## INFORMATION GIVEN:
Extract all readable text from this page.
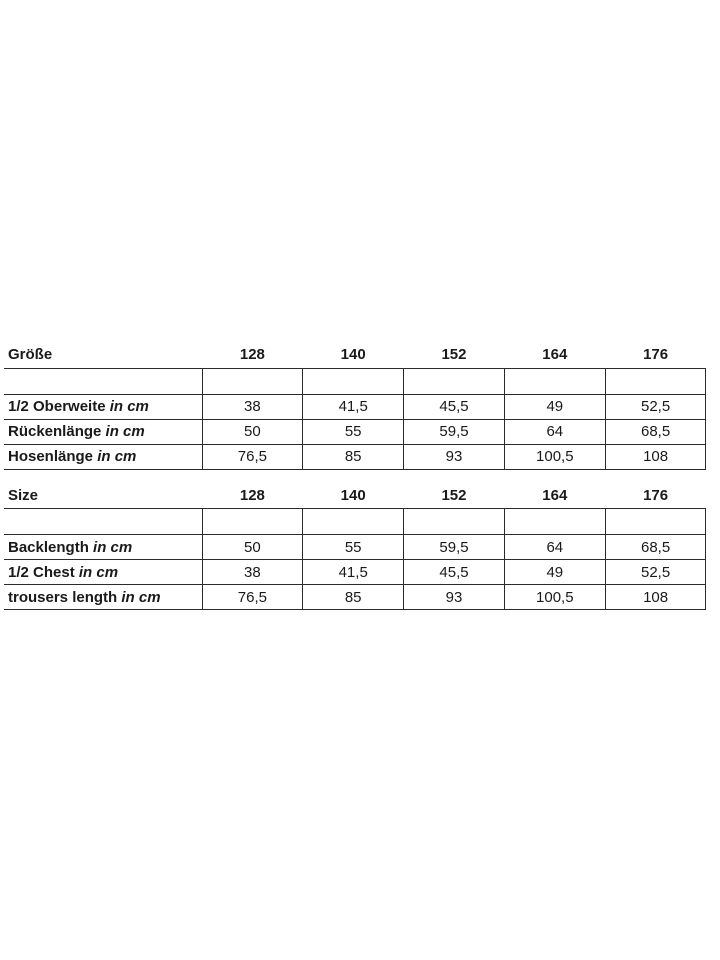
Größe	128	140	152	164	176

1/2 Oberweite in cm	38	41,5	45,5	49	52,5
Rückenlänge in cm	50	55	59,5	64	68,5
Hosenlänge in cm	76,5	85	93	100,5	108
Size	128	140	152	164	176

Backlength in cm	50	55	59,5	64	68,5
1/2 Chest in cm	38	41,5	45,5	49	52,5
trousers length in cm	76,5	85	93	100,5	108
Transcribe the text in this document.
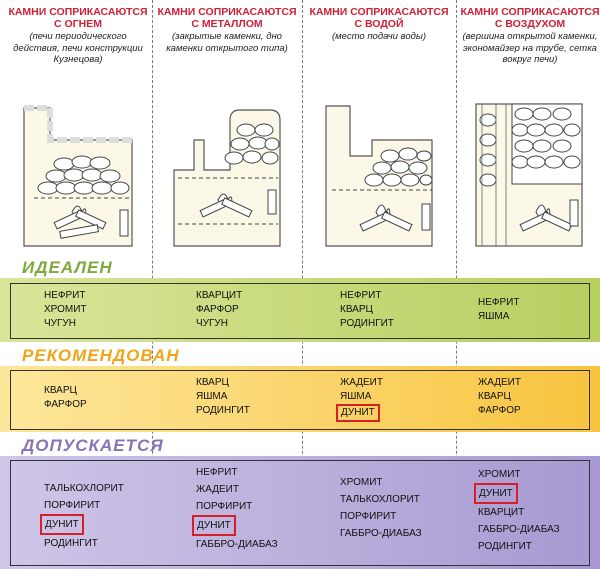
КАМНИ СОПРИКАСАЮТСЯ С ОГНЕМ
(печи периодического действия, печи конструкции Кузнецова)
КАМНИ СОПРИКАСАЮТСЯ С МЕТАЛЛОМ
(закрытые каменки, дно каменки открытого типа)
КАМНИ СОПРИКАСАЮТСЯ С ВОДОЙ
(место подачи воды)
КАМНИ СОПРИКАСАЮТСЯ С ВОЗДУХОМ
(вершина открытой каменки, экономайзер на трубе, сетка вокруг печи)
ИДЕАЛЕН
НЕФРИТ
ХРОМИТ
ЧУГУН
КВАРЦИТ
ФАРФОР
ЧУГУН
НЕФРИТ
КВАРЦ
РОДИНГИТ
НЕФРИТ
ЯШМА
РЕКОМЕНДОВАН
КВАРЦ
ФАРФОР
КВАРЦ
ЯШМА
РОДИНГИТ
ЖАДЕИТ
ЯШМА
ДУНИТ
ЖАДЕИТ
КВАРЦ
ФАРФОР
ДОПУСКАЕТСЯ
ТАЛЬКОХЛОРИТ
ПОРФИРИТ
ДУНИТ
РОДИНГИТ
НЕФРИТ
ЖАДЕИТ
ПОРФИРИТ
ДУНИТ
ГАББРО-ДИАБАЗ
ХРОМИТ
ТАЛЬКОХЛОРИТ
ПОРФИРИТ
ГАББРО-ДИАБАЗ
ХРОМИТ
ДУНИТ
КВАРЦИТ
ГАББРО-ДИАБАЗ
РОДИНГИТ
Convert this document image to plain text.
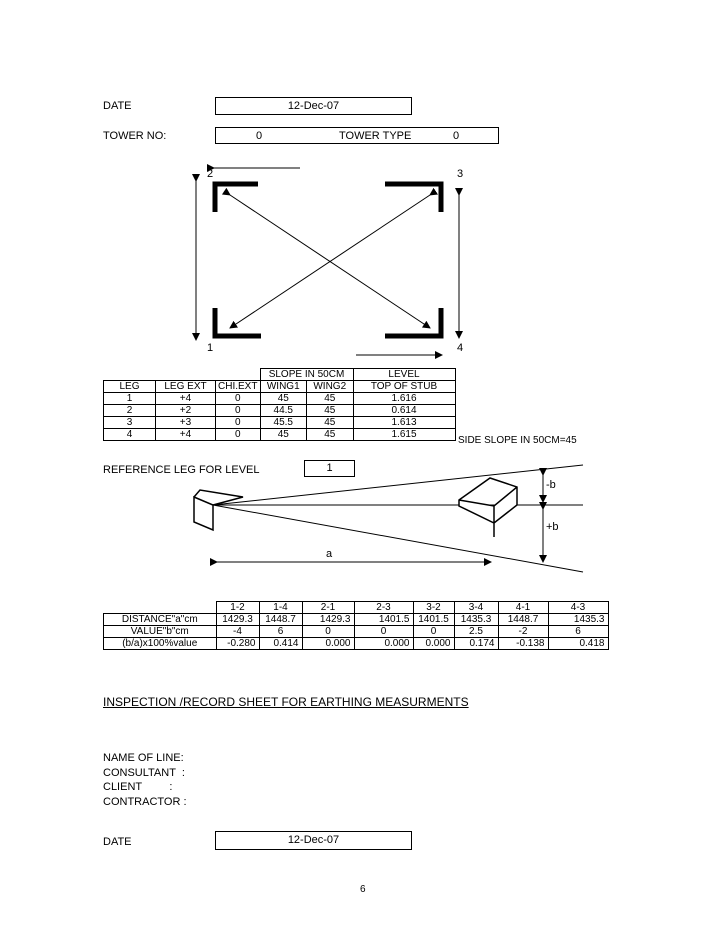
DATE	12-Dec-07
TOWER NO:	0	TOWER TYPE	0
2	3
1	4
			SLOPE IN 50CM		LEVEL
LEG	LEG EXT	CHI.EXT	WING1	WING2	TOP OF STUB
1	+4	0	45	45	1.616
2	+2	0	44.5	45	0.614
3	+3	0	45.5	45	1.613
4	+4	0	45	45	1.615
SIDE SLOPE IN 50CM=45
REFERENCE LEG FOR LEVEL	1
-b
+b
a
	1-2	1-4	2-1	2-3	3-2	3-4	4-1	4-3
DISTANCE"a"cm	1429.3	1448.7	1429.3	1401.5	1401.5	1435.3	1448.7	1435.3
VALUE"b"cm	-4	6	0	0	0	2.5	-2	6
(b/a)x100%value	-0.280	0.414	0.000	0.000	0.000	0.174	-0.138	0.418
INSPECTION /RECORD SHEET FOR EARTHING MEASURMENTS
NAME OF LINE:
CONSULTANT  :
CLIENT         :
CONTRACTOR :
DATE	12-Dec-07
6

## SHORT TASK:
Exclude all images and restate the records above word for word.

## RIGHT ANSWER:
Extract all readable text from this page.
Größe	128	140	152	164	176

1/2 Oberweite in cm	38	41,5	45,5	49	52,5
Rückenlänge in cm	50	55	59,5	64	68,5
Hosenlänge in cm	76,5	85	93	100,5	108
Size	128	140	152	164	176

Backlength in cm	50	55	59,5	64	68,5
1/2 Chest in cm	38	41,5	45,5	49	52,5
trousers length in cm	76,5	85	93	100,5	108
Transcribe the text in this document.
КАМНИ СОПРИКАСАЮТСЯ С ОГНЕМ
(печи периодического действия, печи конструкции Кузнецова)
КАМНИ СОПРИКАСАЮТСЯ С МЕТАЛЛОМ
(закрытые каменки, дно каменки открытого типа)
КАМНИ СОПРИКАСАЮТСЯ С ВОДОЙ
(место подачи воды)
КАМНИ СОПРИКАСАЮТСЯ С ВОЗДУХОМ
(вершина открытой каменки, экономайзер на трубе, сетка вокруг печи)
ИДЕАЛЕН
НЕФРИТ
ХРОМИТ
ЧУГУН
КВАРЦИТ
ФАРФОР
ЧУГУН
НЕФРИТ
КВАРЦ
РОДИНГИТ
НЕФРИТ
ЯШМА
РЕКОМЕНДОВАН
КВАРЦ
ФАРФОР
КВАРЦ
ЯШМА
РОДИНГИТ
ЖАДЕИТ
ЯШМА
ДУНИТ
ЖАДЕИТ
КВАРЦ
ФАРФОР
ДОПУСКАЕТСЯ
ТАЛЬКОХЛОРИТ
ПОРФИРИТ
ДУНИТ
РОДИНГИТ
НЕФРИТ
ЖАДЕИТ
ПОРФИРИТ
ДУНИТ
ГАББРО-ДИАБАЗ
ХРОМИТ
ТАЛЬКОХЛОРИТ
ПОРФИРИТ
ГАББРО-ДИАБАЗ
ХРОМИТ
ДУНИТ
КВАРЦИТ
ГАББРО-ДИАБАЗ
РОДИНГИТ
Convert this document image to plain text.
DATE	12-Dec-07
TOWER NO:	0	TOWER TYPE	0
2	3
1	4
			SLOPE IN 50CM		LEVEL
LEG	LEG EXT	CHI.EXT	WING1	WING2	TOP OF STUB
1	+4	0	45	45	1.616
2	+2	0	44.5	45	0.614
3	+3	0	45.5	45	1.613
4	+4	0	45	45	1.615
SIDE SLOPE IN 50CM=45
REFERENCE LEG FOR LEVEL	1
-b
+b
a
	1-2	1-4	2-1	2-3	3-2	3-4	4-1	4-3
DISTANCE"a"cm	1429.3	1448.7	1429.3	1401.5	1401.5	1435.3	1448.7	1435.3
VALUE"b"cm	-4	6	0	0	0	2.5	-2	6
(b/a)x100%value	-0.280	0.414	0.000	0.000	0.000	0.174	-0.138	0.418
INSPECTION /RECORD SHEET FOR EARTHING MEASURMENTS
NAME OF LINE:
CONSULTANT  :
CLIENT         :
CONTRACTOR :
DATE	12-Dec-07
6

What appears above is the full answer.